— PROBLEM TO WORK ON —
Find the lines with "that" in them and copy them out.

— START OF GIVEN ENTRIES —

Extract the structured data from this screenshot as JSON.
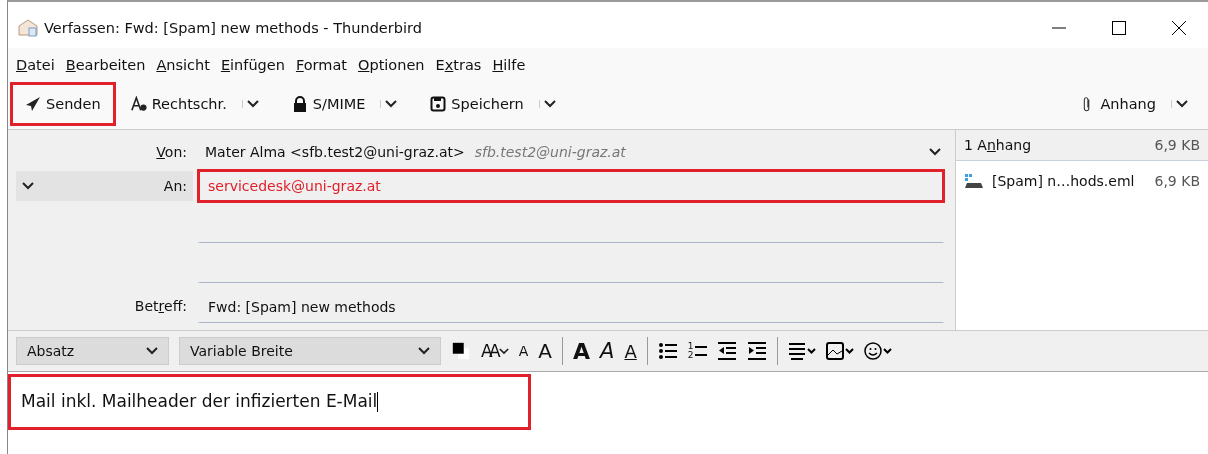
{
  "window": {
    "title": "Verfassen: Fwd: [Spam] new methods - Thunderbird"
  },
  "menu": [
    {
      "key": "D",
      "after": "atei"
    },
    {
      "key": "B",
      "after": "earbeiten"
    },
    {
      "key": "A",
      "after": "nsicht"
    },
    {
      "key": "E",
      "after": "infügen"
    },
    {
      "key": "F",
      "after": "ormat"
    },
    {
      "key": "O",
      "after": "ptionen"
    },
    {
      "before": "E",
      "key": "x",
      "after": "tras"
    },
    {
      "key": "H",
      "after": "ilfe"
    }
  ],
  "toolbar": [
    {
      "kind": "send",
      "label": "Senden",
      "highlighted": true,
      "dropdown": false
    },
    {
      "kind": "spell",
      "label": "Rechtschr.",
      "highlighted": false,
      "dropdown": true
    },
    {
      "kind": "lock",
      "label": "S/MIME",
      "highlighted": false,
      "dropdown": true
    },
    {
      "kind": "save",
      "label": "Speichern",
      "highlighted": false,
      "dropdown": true
    }
  ],
  "attach_button": {
    "label": "Anhang"
  },
  "from": {
    "label_key": "V",
    "label_after": "on:",
    "value": "Mater Alma <sfb.test2@uni-graz.at>",
    "hint": "sfb.test2@uni-graz.at"
  },
  "recipients": [
    {
      "label": "An:",
      "value": "servicedesk@uni-graz.at",
      "highlighted": true
    },
    {
      "highlighted": false
    },
    {
      "highlighted": false
    }
  ],
  "subject": {
    "label_before": "Bet",
    "label_key": "r",
    "label_after": "eff:",
    "value": "Fwd: [Spam] new methods"
  },
  "attachments": {
    "header_before": "1 A",
    "header_key": "n",
    "header_after": "hang",
    "total": "6,9 KB",
    "items": [
      {
        "name": "[Spam] n…hods.eml",
        "size": "6,9 KB"
      }
    ]
  },
  "format": {
    "paragraph": "Absatz",
    "font": "Variable Breite",
    "buttons": [
      {
        "kind": "color"
      },
      {
        "kind": "size",
        "label": "AA"
      },
      {
        "kind": "smaller",
        "label": "A"
      },
      {
        "kind": "larger",
        "label": "A"
      },
      {
        "kind": "sep"
      },
      {
        "kind": "bold",
        "label": "A"
      },
      {
        "kind": "italic",
        "label": "A"
      },
      {
        "kind": "underline",
        "label": "A"
      },
      {
        "kind": "sep"
      },
      {
        "kind": "bullets"
      },
      {
        "kind": "numbers",
        "label": "1\n2"
      },
      {
        "kind": "outdent"
      },
      {
        "kind": "indent"
      },
      {
        "kind": "sep"
      },
      {
        "kind": "align"
      },
      {
        "kind": "image"
      },
      {
        "kind": "emoji"
      }
    ]
  },
  "body": {
    "text": "Mail inkl. Mailheader der infizierten E-Mail",
    "highlighted": true
  }
}
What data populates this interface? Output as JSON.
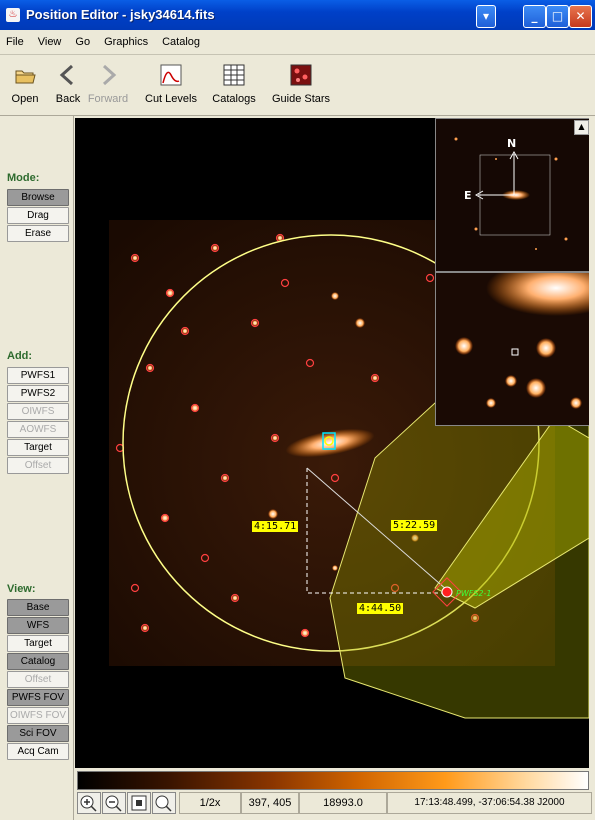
{
  "window": {
    "title": "Position Editor - jsky34614.fits"
  },
  "menu": [
    "File",
    "View",
    "Go",
    "Graphics",
    "Catalog"
  ],
  "toolbar": {
    "open": "Open",
    "back": "Back",
    "forward": "Forward",
    "cut_levels": "Cut Levels",
    "catalogs": "Catalogs",
    "guide_stars": "Guide Stars"
  },
  "mode": {
    "label": "Mode:",
    "browse": "Browse",
    "drag": "Drag",
    "erase": "Erase"
  },
  "add": {
    "label": "Add:",
    "pwfs1": "PWFS1",
    "pwfs2": "PWFS2",
    "oiwfs": "OIWFS",
    "aowfs": "AOWFS",
    "target": "Target",
    "offset": "Offset"
  },
  "view": {
    "label": "View:",
    "base": "Base",
    "wfs": "WFS",
    "target": "Target",
    "catalog": "Catalog",
    "offset": "Offset",
    "pwfs_fov": "PWFS FOV",
    "oiwfs_fov": "OIWFS FOV",
    "sci_fov": "Sci FOV",
    "acq_cam": "Acq Cam"
  },
  "image": {
    "labels": {
      "l1": "4:15.71",
      "l2": "5:22.59",
      "l3": "4:44.50",
      "guide": "PWFS2-1"
    },
    "compass": {
      "north": "N",
      "east": "E"
    }
  },
  "status": {
    "zoom": "1/2x",
    "pixel": "397, 405",
    "value": "18993.0",
    "coords": "17:13:48.499, -37:06:54.38 J2000"
  },
  "colors": {
    "accent": "#0054e3",
    "overlay": "#ffff66",
    "mode_label": "#2e6b2e"
  }
}
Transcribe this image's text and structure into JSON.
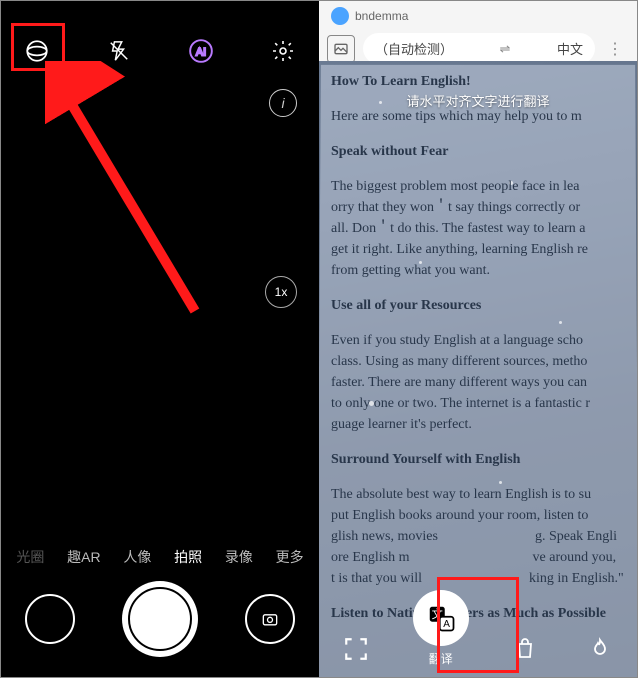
{
  "camera": {
    "zoom_label": "1x",
    "info_label": "i",
    "modes": [
      "光圈",
      "趣AR",
      "人像",
      "拍照",
      "录像",
      "更多"
    ],
    "active_mode_index": 3
  },
  "translate_ui": {
    "username": "bndemma",
    "lang_from": "（自动检测）",
    "lang_to": "中文",
    "swap": "⇌",
    "hint": "请水平对齐文字进行翻译",
    "translate_label": "翻译"
  },
  "document": {
    "title": "How To Learn English!",
    "p1": "Here are some tips which may help you to m",
    "h2": "Speak without Fear",
    "p2a": "The biggest problem most people face in lea",
    "p2b": "orry that they won＇t say things correctly or",
    "p2c": "all. Don＇t do this. The fastest way to learn a",
    "p2d": "get it right. Like anything, learning English re",
    "p2e": "from getting what you want.",
    "h3": "Use all of your Resources",
    "p3a": "Even if you study English at a language scho",
    "p3b": "class. Using as many different sources, metho",
    "p3c": "faster. There are many different ways you can",
    "p3d": "to only one or two. The internet is a fantastic r",
    "p3e": "guage learner it's perfect.",
    "h4": "Surround Yourself with English",
    "p4a": "The absolute best way to learn English is to su",
    "p4b": "put English books around your room, listen to",
    "p4c": "glish news, movies",
    "p4d": "ore English m",
    "p4e": "t is that you will",
    "p4cR": "g. Speak Engli",
    "p4dR": "ve around you,",
    "p4eR": "king in English.\"",
    "h5": "Listen to Native Speakers as Much as Possible"
  }
}
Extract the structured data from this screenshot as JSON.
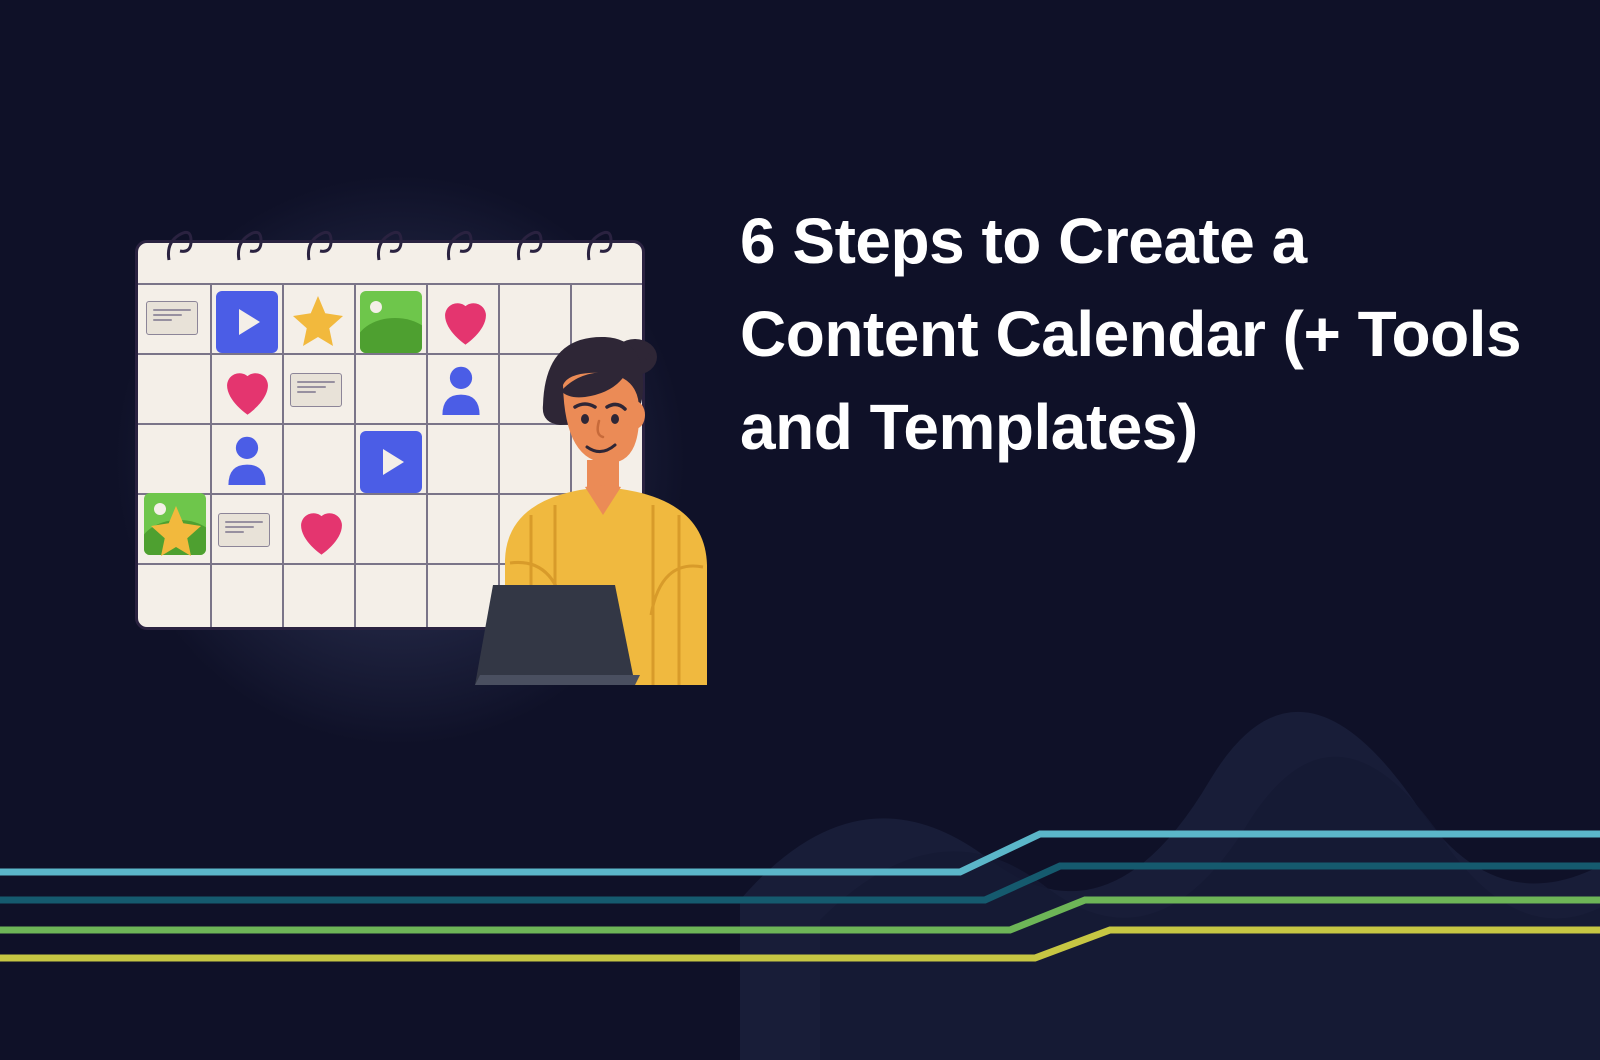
{
  "title": "6 Steps to Create a Content Calendar (+ Tools and Templates)",
  "colors": {
    "bg": "#0f1128",
    "text": "#ffffff",
    "line1": "#5bb6c9",
    "line2": "#155a6e",
    "line3": "#6db557",
    "line4": "#c6c643",
    "blue": "#4b5de6",
    "green": "#6ec64b",
    "pink": "#e4356f",
    "starYellow": "#f2b93d",
    "skin": "#eb8b56",
    "shirt": "#f0b93f",
    "hair": "#2e2636",
    "laptop": "#333745"
  },
  "illustration": {
    "kind": "content-calendar-with-person",
    "calendar_grid": {
      "cols": 7,
      "rows": 5
    },
    "icons": [
      "play",
      "star",
      "image",
      "heart",
      "user",
      "note"
    ]
  }
}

— END OF GIVEN ENTRIES —

— WRITTEN ANSWER —
    "p2b": "orry that they won＇t say things correctly or",
    "p4e": "t is that you will",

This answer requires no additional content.